» **Directions**
Look through the records that follow. Copy every line containing the word "right".

» **Material to process**
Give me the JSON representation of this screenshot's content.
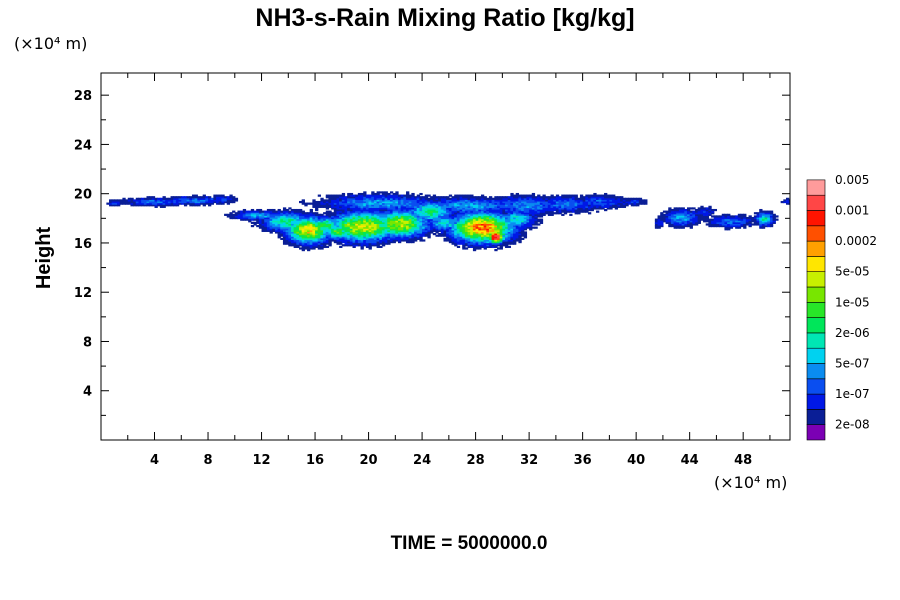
{
  "chart_data": {
    "type": "heatmap",
    "title": "NH3-s-Rain Mixing Ratio [kg/kg]",
    "x_unit": "(×10⁴ m)",
    "y_unit": "(×10⁴ m)",
    "ylabel": "Height",
    "xlabel": "",
    "footer": "TIME = 5000000.0",
    "xlim": [
      0,
      51.5
    ],
    "ylim": [
      0,
      29.8
    ],
    "xticks": [
      4,
      8,
      12,
      16,
      20,
      24,
      28,
      32,
      36,
      40,
      44,
      48
    ],
    "xtick_labels": [
      "4",
      "8",
      "12",
      "16",
      "20",
      "24",
      "28",
      "32",
      "36",
      "40",
      "44",
      "48"
    ],
    "yticks": [
      4,
      8,
      12,
      16,
      20,
      24,
      28
    ],
    "ytick_labels": [
      "4",
      "8",
      "12",
      "16",
      "20",
      "24",
      "28"
    ],
    "colorbar": {
      "colors": [
        "#7b00b4",
        "#0a1e96",
        "#0018e6",
        "#0a4ef0",
        "#0a8cf0",
        "#00d2f0",
        "#00e6b4",
        "#00e65a",
        "#28e628",
        "#78e600",
        "#c8f000",
        "#ffe600",
        "#ffa000",
        "#ff5000",
        "#ff1400",
        "#ff4646",
        "#ff9b9b"
      ],
      "tick_labels": [
        "2e-08",
        "1e-07",
        "5e-07",
        "2e-06",
        "1e-05",
        "5e-05",
        "0.0002",
        "0.001",
        "0.005"
      ]
    },
    "regions": [
      {
        "x": [
          0,
          10
        ],
        "y": [
          18.5,
          20
        ],
        "level": 2,
        "note": "thin band at cloud top, left"
      },
      {
        "x": [
          9,
          41
        ],
        "y": [
          17,
          20
        ],
        "level": 3,
        "note": "main cloud envelope"
      },
      {
        "x": [
          12,
          31
        ],
        "y": [
          15.8,
          19
        ],
        "level": 5,
        "note": "dense lower cloud"
      },
      {
        "x": [
          14,
          17
        ],
        "y": [
          16.2,
          18
        ],
        "level": 9,
        "note": "core near x=15"
      },
      {
        "x": [
          18,
          24
        ],
        "y": [
          16.2,
          18.5
        ],
        "level": 11,
        "note": "core near x=20"
      },
      {
        "x": [
          26,
          30
        ],
        "y": [
          16.2,
          18.2
        ],
        "level": 13,
        "note": "core near x=28"
      },
      {
        "x": [
          29,
          30
        ],
        "y": [
          16.3,
          17
        ],
        "level": 15,
        "note": "maximum near x=29.5"
      },
      {
        "x": [
          41,
          51
        ],
        "y": [
          17,
          19
        ],
        "level": 3,
        "note": "scattered cells right"
      }
    ]
  }
}
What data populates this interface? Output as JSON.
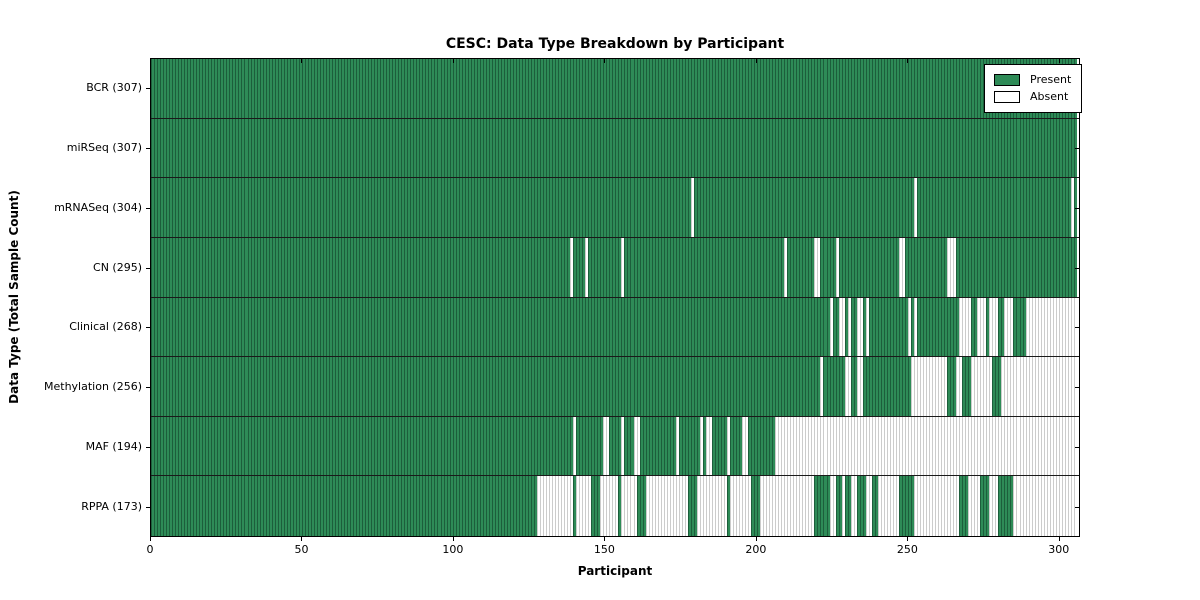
{
  "colors": {
    "present": "#2e8b57",
    "present_edge": "#1c5e3b",
    "absent": "#ffffff",
    "absent_edge": "#cccccc",
    "row_divider": "#1a1a1a",
    "plot_border": "#000000"
  },
  "legend": {
    "present_label": "Present",
    "absent_label": "Absent"
  },
  "chart_data": {
    "type": "heatmap",
    "title": "CESC: Data Type Breakdown by Participant",
    "xlabel": "Participant",
    "ylabel": "Data Type (Total Sample Count)",
    "legend_entries": [
      "Present",
      "Absent"
    ],
    "legend_position": "upper right",
    "grid": false,
    "n_participants": 307,
    "x_ticks": [
      0,
      50,
      100,
      150,
      200,
      250,
      300
    ],
    "xlim": [
      0,
      307
    ],
    "note": "Each row shows per-participant data presence (green = present, white = absent). absent_runs are inclusive [start,end] participant index ranges (0-306).",
    "rows": [
      {
        "name": "BCR",
        "label": "BCR (307)",
        "present_count": 307,
        "absent_count": 0,
        "absent_runs": []
      },
      {
        "name": "miRSeq",
        "label": "miRSeq (307)",
        "present_count": 307,
        "absent_count": 0,
        "absent_runs": []
      },
      {
        "name": "mRNASeq",
        "label": "mRNASeq (304)",
        "present_count": 304,
        "absent_count": 3,
        "absent_runs": [
          [
            179,
            179
          ],
          [
            253,
            253
          ],
          [
            305,
            305
          ]
        ]
      },
      {
        "name": "CN",
        "label": "CN (295)",
        "present_count": 295,
        "absent_count": 12,
        "absent_runs": [
          [
            139,
            139
          ],
          [
            144,
            144
          ],
          [
            156,
            156
          ],
          [
            210,
            210
          ],
          [
            220,
            221
          ],
          [
            227,
            227
          ],
          [
            248,
            249
          ],
          [
            264,
            266
          ]
        ]
      },
      {
        "name": "Clinical",
        "label": "Clinical (268)",
        "present_count": 268,
        "absent_count": 39,
        "absent_runs": [
          [
            225,
            225
          ],
          [
            228,
            229
          ],
          [
            231,
            231
          ],
          [
            234,
            235
          ],
          [
            237,
            237
          ],
          [
            251,
            251
          ],
          [
            253,
            253
          ],
          [
            268,
            271
          ],
          [
            274,
            276
          ],
          [
            278,
            280
          ],
          [
            283,
            285
          ],
          [
            290,
            306
          ]
        ]
      },
      {
        "name": "Methylation",
        "label": "Methylation (256)",
        "present_count": 256,
        "absent_count": 51,
        "absent_runs": [
          [
            222,
            222
          ],
          [
            230,
            231
          ],
          [
            234,
            235
          ],
          [
            252,
            263
          ],
          [
            267,
            268
          ],
          [
            272,
            278
          ],
          [
            282,
            306
          ]
        ]
      },
      {
        "name": "MAF",
        "label": "MAF (194)",
        "present_count": 194,
        "absent_count": 113,
        "absent_runs": [
          [
            140,
            140
          ],
          [
            150,
            151
          ],
          [
            156,
            156
          ],
          [
            160,
            161
          ],
          [
            174,
            174
          ],
          [
            182,
            182
          ],
          [
            184,
            185
          ],
          [
            191,
            191
          ],
          [
            196,
            197
          ],
          [
            207,
            306
          ]
        ]
      },
      {
        "name": "RPPA",
        "label": "RPPA (173)",
        "present_count": 173,
        "absent_count": 134,
        "absent_runs": [
          [
            128,
            139
          ],
          [
            141,
            145
          ],
          [
            149,
            154
          ],
          [
            156,
            160
          ],
          [
            164,
            177
          ],
          [
            181,
            190
          ],
          [
            192,
            198
          ],
          [
            202,
            219
          ],
          [
            225,
            226
          ],
          [
            229,
            229
          ],
          [
            232,
            233
          ],
          [
            237,
            238
          ],
          [
            241,
            247
          ],
          [
            253,
            267
          ],
          [
            271,
            274
          ],
          [
            278,
            280
          ],
          [
            286,
            306
          ]
        ]
      }
    ]
  }
}
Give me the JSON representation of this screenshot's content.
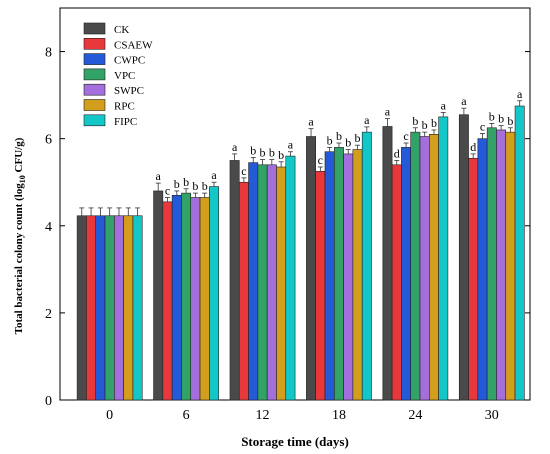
{
  "chart_data": {
    "type": "bar",
    "title": "",
    "xlabel": "Storage time (days)",
    "ylabel": "Total bacterial colony count (log",
    "ylabel_sub": "10",
    "ylabel_unit": " CFU/g)",
    "ylim": [
      0,
      9
    ],
    "yticks": [
      0,
      2,
      4,
      6,
      8
    ],
    "categories": [
      "0",
      "6",
      "12",
      "18",
      "24",
      "30"
    ],
    "legend_position": "top-left",
    "grid": false,
    "series": [
      {
        "name": "CK",
        "color": "#4a4a4a",
        "values": [
          4.23,
          4.8,
          5.5,
          6.05,
          6.28,
          6.55
        ],
        "errors": [
          0.18,
          0.18,
          0.15,
          0.18,
          0.18,
          0.15
        ],
        "letters": [
          "",
          "a",
          "a",
          "a",
          "a",
          "a"
        ]
      },
      {
        "name": "CSAEW",
        "color": "#e8383c",
        "values": [
          4.23,
          4.55,
          5.0,
          5.25,
          5.4,
          5.55
        ],
        "errors": [
          0.18,
          0.1,
          0.1,
          0.1,
          0.1,
          0.1
        ],
        "letters": [
          "",
          "c",
          "c",
          "c",
          "d",
          "d"
        ]
      },
      {
        "name": "CWPC",
        "color": "#2459d8",
        "values": [
          4.23,
          4.7,
          5.45,
          5.7,
          5.8,
          6.0
        ],
        "errors": [
          0.18,
          0.1,
          0.12,
          0.1,
          0.1,
          0.12
        ],
        "letters": [
          "",
          "b",
          "b",
          "b",
          "c",
          "c"
        ]
      },
      {
        "name": "VPC",
        "color": "#33a266",
        "values": [
          4.23,
          4.75,
          5.4,
          5.8,
          6.15,
          6.25
        ],
        "errors": [
          0.18,
          0.1,
          0.12,
          0.1,
          0.1,
          0.1
        ],
        "letters": [
          "",
          "b",
          "b",
          "b",
          "b",
          "b"
        ]
      },
      {
        "name": "SWPC",
        "color": "#a46fdc",
        "values": [
          4.23,
          4.65,
          5.4,
          5.65,
          6.05,
          6.2
        ],
        "errors": [
          0.18,
          0.1,
          0.12,
          0.1,
          0.1,
          0.1
        ],
        "letters": [
          "",
          "b",
          "b",
          "b",
          "b",
          "b"
        ]
      },
      {
        "name": "RPC",
        "color": "#d29e1c",
        "values": [
          4.23,
          4.65,
          5.35,
          5.75,
          6.1,
          6.15
        ],
        "errors": [
          0.18,
          0.1,
          0.12,
          0.1,
          0.1,
          0.1
        ],
        "letters": [
          "",
          "b",
          "b",
          "b",
          "b",
          "b"
        ]
      },
      {
        "name": "FIPC",
        "color": "#13c7c9",
        "values": [
          4.23,
          4.9,
          5.6,
          6.15,
          6.5,
          6.75
        ],
        "errors": [
          0.18,
          0.1,
          0.1,
          0.12,
          0.1,
          0.12
        ],
        "letters": [
          "",
          "a",
          "a",
          "a",
          "a",
          "a"
        ]
      }
    ]
  }
}
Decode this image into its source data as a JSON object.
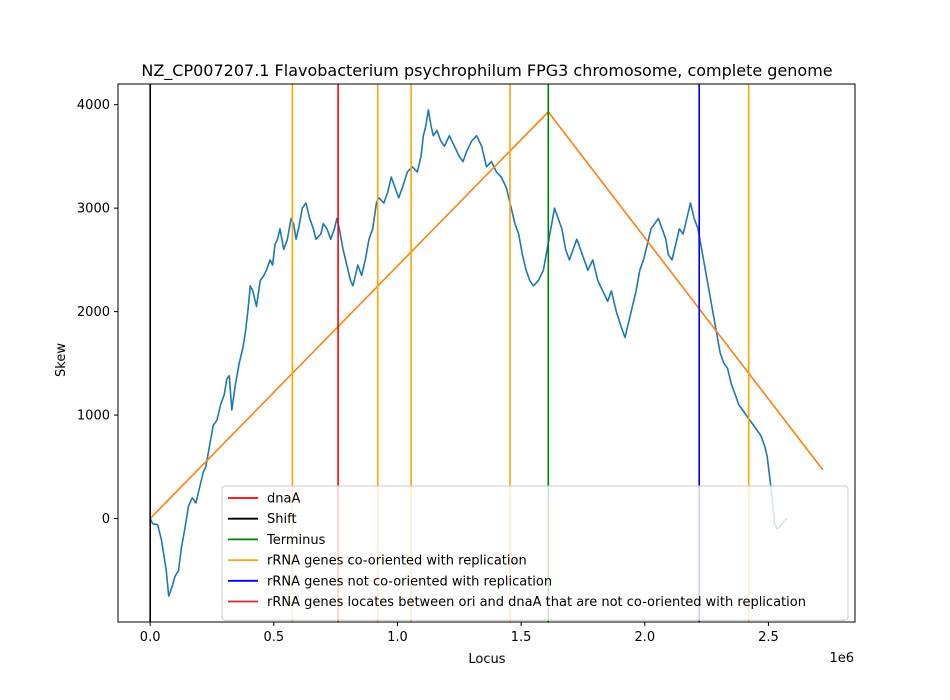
{
  "chart_data": {
    "type": "line",
    "title": "NZ_CP007207.1 Flavobacterium psychrophilum FPG3 chromosome, complete genome",
    "xlabel": "Locus",
    "ylabel": "Skew",
    "x_offset_label": "1e6",
    "xlim": [
      -130000,
      2850000
    ],
    "ylim": [
      -1000,
      4200
    ],
    "x_ticks": [
      0,
      500000,
      1000000,
      1500000,
      2000000,
      2500000
    ],
    "x_tick_labels": [
      "0.0",
      "0.5",
      "1.0",
      "1.5",
      "2.0",
      "2.5"
    ],
    "y_ticks": [
      0,
      1000,
      2000,
      3000,
      4000
    ],
    "y_tick_labels": [
      "0",
      "1000",
      "2000",
      "3000",
      "4000"
    ],
    "grid": false,
    "legend_position": "lower-right",
    "skew_series": {
      "color": "#1f77b4",
      "points": [
        [
          0,
          0
        ],
        [
          10000,
          -50
        ],
        [
          30000,
          -60
        ],
        [
          45000,
          -200
        ],
        [
          55000,
          -350
        ],
        [
          65000,
          -500
        ],
        [
          75000,
          -750
        ],
        [
          90000,
          -650
        ],
        [
          100000,
          -560
        ],
        [
          115000,
          -500
        ],
        [
          125000,
          -300
        ],
        [
          140000,
          -100
        ],
        [
          155000,
          120
        ],
        [
          170000,
          200
        ],
        [
          185000,
          150
        ],
        [
          200000,
          300
        ],
        [
          215000,
          450
        ],
        [
          225000,
          500
        ],
        [
          240000,
          700
        ],
        [
          255000,
          900
        ],
        [
          270000,
          950
        ],
        [
          285000,
          1100
        ],
        [
          300000,
          1200
        ],
        [
          310000,
          1350
        ],
        [
          320000,
          1380
        ],
        [
          330000,
          1050
        ],
        [
          345000,
          1300
        ],
        [
          360000,
          1500
        ],
        [
          375000,
          1650
        ],
        [
          385000,
          1800
        ],
        [
          395000,
          2000
        ],
        [
          405000,
          2250
        ],
        [
          415000,
          2200
        ],
        [
          430000,
          2050
        ],
        [
          445000,
          2300
        ],
        [
          460000,
          2350
        ],
        [
          470000,
          2400
        ],
        [
          485000,
          2500
        ],
        [
          495000,
          2450
        ],
        [
          505000,
          2650
        ],
        [
          515000,
          2700
        ],
        [
          525000,
          2800
        ],
        [
          540000,
          2600
        ],
        [
          555000,
          2700
        ],
        [
          570000,
          2900
        ],
        [
          580000,
          2850
        ],
        [
          590000,
          2700
        ],
        [
          600000,
          2800
        ],
        [
          615000,
          3000
        ],
        [
          630000,
          3050
        ],
        [
          645000,
          2900
        ],
        [
          660000,
          2800
        ],
        [
          670000,
          2700
        ],
        [
          690000,
          2750
        ],
        [
          700000,
          2850
        ],
        [
          715000,
          2800
        ],
        [
          730000,
          2700
        ],
        [
          745000,
          2800
        ],
        [
          755000,
          2900
        ],
        [
          765000,
          2800
        ],
        [
          780000,
          2600
        ],
        [
          795000,
          2450
        ],
        [
          810000,
          2300
        ],
        [
          820000,
          2250
        ],
        [
          830000,
          2350
        ],
        [
          840000,
          2450
        ],
        [
          855000,
          2350
        ],
        [
          870000,
          2500
        ],
        [
          885000,
          2700
        ],
        [
          900000,
          2800
        ],
        [
          915000,
          3050
        ],
        [
          925000,
          3100
        ],
        [
          945000,
          3050
        ],
        [
          960000,
          3150
        ],
        [
          975000,
          3300
        ],
        [
          990000,
          3200
        ],
        [
          1005000,
          3100
        ],
        [
          1020000,
          3200
        ],
        [
          1040000,
          3350
        ],
        [
          1060000,
          3400
        ],
        [
          1080000,
          3350
        ],
        [
          1095000,
          3500
        ],
        [
          1105000,
          3700
        ],
        [
          1115000,
          3800
        ],
        [
          1125000,
          3950
        ],
        [
          1135000,
          3800
        ],
        [
          1145000,
          3700
        ],
        [
          1160000,
          3750
        ],
        [
          1175000,
          3650
        ],
        [
          1190000,
          3600
        ],
        [
          1210000,
          3700
        ],
        [
          1230000,
          3600
        ],
        [
          1250000,
          3500
        ],
        [
          1265000,
          3450
        ],
        [
          1280000,
          3550
        ],
        [
          1300000,
          3650
        ],
        [
          1320000,
          3700
        ],
        [
          1340000,
          3600
        ],
        [
          1360000,
          3400
        ],
        [
          1380000,
          3450
        ],
        [
          1400000,
          3350
        ],
        [
          1420000,
          3300
        ],
        [
          1440000,
          3200
        ],
        [
          1455000,
          3050
        ],
        [
          1465000,
          2950
        ],
        [
          1475000,
          2850
        ],
        [
          1490000,
          2750
        ],
        [
          1505000,
          2550
        ],
        [
          1520000,
          2400
        ],
        [
          1535000,
          2300
        ],
        [
          1550000,
          2250
        ],
        [
          1570000,
          2300
        ],
        [
          1590000,
          2400
        ],
        [
          1605000,
          2600
        ],
        [
          1620000,
          2800
        ],
        [
          1635000,
          3000
        ],
        [
          1650000,
          2900
        ],
        [
          1665000,
          2800
        ],
        [
          1680000,
          2600
        ],
        [
          1695000,
          2500
        ],
        [
          1710000,
          2600
        ],
        [
          1725000,
          2700
        ],
        [
          1740000,
          2600
        ],
        [
          1755000,
          2500
        ],
        [
          1770000,
          2400
        ],
        [
          1790000,
          2500
        ],
        [
          1810000,
          2300
        ],
        [
          1830000,
          2200
        ],
        [
          1850000,
          2100
        ],
        [
          1865000,
          2200
        ],
        [
          1885000,
          2000
        ],
        [
          1905000,
          1850
        ],
        [
          1920000,
          1750
        ],
        [
          1935000,
          1900
        ],
        [
          1950000,
          2050
        ],
        [
          1965000,
          2200
        ],
        [
          1980000,
          2400
        ],
        [
          1995000,
          2500
        ],
        [
          2010000,
          2650
        ],
        [
          2025000,
          2800
        ],
        [
          2040000,
          2850
        ],
        [
          2055000,
          2900
        ],
        [
          2070000,
          2800
        ],
        [
          2085000,
          2700
        ],
        [
          2095000,
          2550
        ],
        [
          2110000,
          2500
        ],
        [
          2125000,
          2650
        ],
        [
          2140000,
          2800
        ],
        [
          2155000,
          2750
        ],
        [
          2170000,
          2900
        ],
        [
          2185000,
          3050
        ],
        [
          2200000,
          2900
        ],
        [
          2215000,
          2800
        ],
        [
          2230000,
          2600
        ],
        [
          2245000,
          2400
        ],
        [
          2260000,
          2200
        ],
        [
          2275000,
          2000
        ],
        [
          2290000,
          1800
        ],
        [
          2305000,
          1600
        ],
        [
          2320000,
          1500
        ],
        [
          2335000,
          1450
        ],
        [
          2350000,
          1300
        ],
        [
          2365000,
          1200
        ],
        [
          2380000,
          1100
        ],
        [
          2395000,
          1050
        ],
        [
          2410000,
          1000
        ],
        [
          2425000,
          950
        ],
        [
          2440000,
          900
        ],
        [
          2455000,
          850
        ],
        [
          2470000,
          800
        ],
        [
          2485000,
          700
        ],
        [
          2495000,
          600
        ],
        [
          2505000,
          400
        ],
        [
          2515000,
          200
        ],
        [
          2525000,
          -50
        ],
        [
          2535000,
          -100
        ],
        [
          2545000,
          -80
        ],
        [
          2555000,
          -50
        ],
        [
          2565000,
          -20
        ],
        [
          2575000,
          0
        ]
      ]
    },
    "triangle_series": {
      "color": "#ff7f0e",
      "points": [
        [
          0,
          0
        ],
        [
          1610000,
          3930
        ],
        [
          2720000,
          470
        ]
      ]
    },
    "vertical_markers": [
      {
        "x": 0,
        "color": "#000000",
        "label": "Shift"
      },
      {
        "x": 575000,
        "color": "#ffa500",
        "label": "rRNA genes co-oriented with replication"
      },
      {
        "x": 760000,
        "color": "#ff0000",
        "label": "dnaA"
      },
      {
        "x": 920000,
        "color": "#ffa500",
        "label": "rRNA genes co-oriented with replication"
      },
      {
        "x": 1055000,
        "color": "#ffa500",
        "label": "rRNA genes co-oriented with replication"
      },
      {
        "x": 1455000,
        "color": "#ffa500",
        "label": "rRNA genes co-oriented with replication"
      },
      {
        "x": 1610000,
        "color": "#008000",
        "label": "Terminus"
      },
      {
        "x": 2220000,
        "color": "#0000ff",
        "label": "rRNA genes not co-oriented with replication"
      },
      {
        "x": 2420000,
        "color": "#ffa500",
        "label": "rRNA genes co-oriented with replication"
      }
    ],
    "legend": [
      {
        "label": "dnaA",
        "color": "#ff0000"
      },
      {
        "label": "Shift",
        "color": "#000000"
      },
      {
        "label": "Terminus",
        "color": "#008000"
      },
      {
        "label": "rRNA genes co-oriented with replication",
        "color": "#ffa500"
      },
      {
        "label": "rRNA genes not co-oriented with replication",
        "color": "#0000ff"
      },
      {
        "label": "rRNA genes locates between ori and dnaA that are not co-oriented with replication",
        "color": "#d62728"
      }
    ]
  }
}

» **Solution to this problem**
        "note": "scattered cells right"
    "legend_position": "upper right",
    "legend_position": "lower-right",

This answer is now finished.